» **Instructions to follow**: Please write out the material that follows, exactly as it stands.

» **Structured figure records**:
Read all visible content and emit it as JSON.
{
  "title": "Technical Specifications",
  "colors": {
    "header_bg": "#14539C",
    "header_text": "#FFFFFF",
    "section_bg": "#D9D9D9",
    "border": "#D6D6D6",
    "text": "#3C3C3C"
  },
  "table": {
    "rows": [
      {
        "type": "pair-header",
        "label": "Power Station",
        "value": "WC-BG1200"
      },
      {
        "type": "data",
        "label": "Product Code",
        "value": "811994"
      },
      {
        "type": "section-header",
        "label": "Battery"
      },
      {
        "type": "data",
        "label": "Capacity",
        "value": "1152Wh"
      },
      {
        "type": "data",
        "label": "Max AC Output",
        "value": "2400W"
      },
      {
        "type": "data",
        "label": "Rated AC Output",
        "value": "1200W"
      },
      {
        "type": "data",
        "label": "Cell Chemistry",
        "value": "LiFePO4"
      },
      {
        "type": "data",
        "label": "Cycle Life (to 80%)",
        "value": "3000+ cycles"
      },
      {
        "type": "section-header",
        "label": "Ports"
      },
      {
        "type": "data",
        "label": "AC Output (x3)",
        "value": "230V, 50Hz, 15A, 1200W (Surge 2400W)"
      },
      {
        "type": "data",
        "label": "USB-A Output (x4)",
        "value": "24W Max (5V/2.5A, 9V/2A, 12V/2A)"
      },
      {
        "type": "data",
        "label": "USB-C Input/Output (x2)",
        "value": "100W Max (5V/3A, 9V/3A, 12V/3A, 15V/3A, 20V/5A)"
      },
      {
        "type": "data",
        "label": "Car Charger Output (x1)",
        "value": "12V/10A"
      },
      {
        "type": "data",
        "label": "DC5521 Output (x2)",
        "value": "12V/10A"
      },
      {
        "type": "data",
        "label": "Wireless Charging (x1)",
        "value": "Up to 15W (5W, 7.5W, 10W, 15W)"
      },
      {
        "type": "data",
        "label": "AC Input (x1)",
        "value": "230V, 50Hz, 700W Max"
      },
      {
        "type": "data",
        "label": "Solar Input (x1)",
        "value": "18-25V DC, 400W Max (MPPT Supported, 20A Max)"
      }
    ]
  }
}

» **Answer for the task**:
Read all visible content and emit it as JSON.
{
  "title": "Technical Specifications",
  "colors": {
    "header_bg": "#14539C",
    "header_text": "#FFFFFF",
    "section_bg": "#D9D9D9",
    "border": "#D6D6D6",
    "text": "#3C3C3C"
  },
  "table": {
    "rows": [
      {
        "type": "pair-header",
        "label": "Power Station",
        "value": "WC-BG1200"
      },
      {
        "type": "data",
        "label": "Product Code",
        "value": "811994"
      },
      {
        "type": "section-header",
        "label": "Battery"
      },
      {
        "type": "data",
        "label": "Capacity",
        "value": "1152Wh"
      },
      {
        "type": "data",
        "label": "Max AC Output",
        "value": "2400W"
      },
      {
        "type": "data",
        "label": "Rated AC Output",
        "value": "1200W"
      },
      {
        "type": "data",
        "label": "Cell Chemistry",
        "value": "LiFePO4"
      },
      {
        "type": "data",
        "label": "Cycle Life (to 80%)",
        "value": "3000+ cycles"
      },
      {
        "type": "section-header",
        "label": "Ports"
      },
      {
        "type": "data",
        "label": "AC Output (x3)",
        "value": "230V, 50Hz, 15A, 1200W (Surge 2400W)"
      },
      {
        "type": "data",
        "label": "USB-A Output (x4)",
        "value": "24W Max (5V/2.5A, 9V/2A, 12V/2A)"
      },
      {
        "type": "data",
        "label": "USB-C Input/Output (x2)",
        "value": "100W Max (5V/3A, 9V/3A, 12V/3A, 15V/3A, 20V/5A)"
      },
      {
        "type": "data",
        "label": "Car Charger Output (x1)",
        "value": "12V/10A"
      },
      {
        "type": "data",
        "label": "DC5521 Output (x2)",
        "value": "12V/10A"
      },
      {
        "type": "data",
        "label": "Wireless Charging (x1)",
        "value": "Up to 15W (5W, 7.5W, 10W, 15W)"
      },
      {
        "type": "data",
        "label": "AC Input (x1)",
        "value": "230V, 50Hz, 700W Max"
      },
      {
        "type": "data",
        "label": "Solar Input (x1)",
        "value": "18-25V DC, 400W Max (MPPT Supported, 20A Max)"
      }
    ]
  }
}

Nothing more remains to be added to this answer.